PROBLEM TO SOLVE:
Everything in the listing should be restated word for word.

[Dataset items]
****************
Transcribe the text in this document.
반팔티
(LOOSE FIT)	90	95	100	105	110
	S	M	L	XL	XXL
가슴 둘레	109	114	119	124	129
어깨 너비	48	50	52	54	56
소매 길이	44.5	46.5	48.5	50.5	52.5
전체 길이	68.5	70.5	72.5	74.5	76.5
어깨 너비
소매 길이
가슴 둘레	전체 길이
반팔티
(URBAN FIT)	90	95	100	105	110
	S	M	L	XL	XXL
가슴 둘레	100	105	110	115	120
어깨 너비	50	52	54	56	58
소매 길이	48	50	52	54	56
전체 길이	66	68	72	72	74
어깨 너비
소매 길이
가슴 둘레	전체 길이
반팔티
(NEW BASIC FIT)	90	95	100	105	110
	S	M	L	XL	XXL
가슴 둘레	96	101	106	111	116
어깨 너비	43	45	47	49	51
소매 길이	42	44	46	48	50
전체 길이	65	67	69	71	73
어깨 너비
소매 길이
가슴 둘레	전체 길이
****************
ANSWER TO THIS EXERCISE:
Transcribe the text in this document.
반팔티
(LOOSE FIT)	90	95	100	105	110
	S	M	L	XL	XXL
가슴 둘레	109	114	119	124	129
어깨 너비	48	50	52	54	56
소매 길이	44.5	46.5	48.5	50.5	52.5
전체 길이	68.5	70.5	72.5	74.5	76.5
어깨 너비
소매 길이
가슴 둘레	전체 길이
반팔티
(URBAN FIT)	90	95	100	105	110
	S	M	L	XL	XXL
가슴 둘레	100	105	110	115	120
어깨 너비	50	52	54	56	58
소매 길이	48	50	52	54	56
전체 길이	66	68	72	72	74
어깨 너비
소매 길이
가슴 둘레	전체 길이
반팔티
(NEW BASIC FIT)	90	95	100	105	110
	S	M	L	XL	XXL
가슴 둘레	96	101	106	111	116
어깨 너비	43	45	47	49	51
소매 길이	42	44	46	48	50
전체 길이	65	67	69	71	73
어깨 너비
소매 길이
가슴 둘레	전체 길이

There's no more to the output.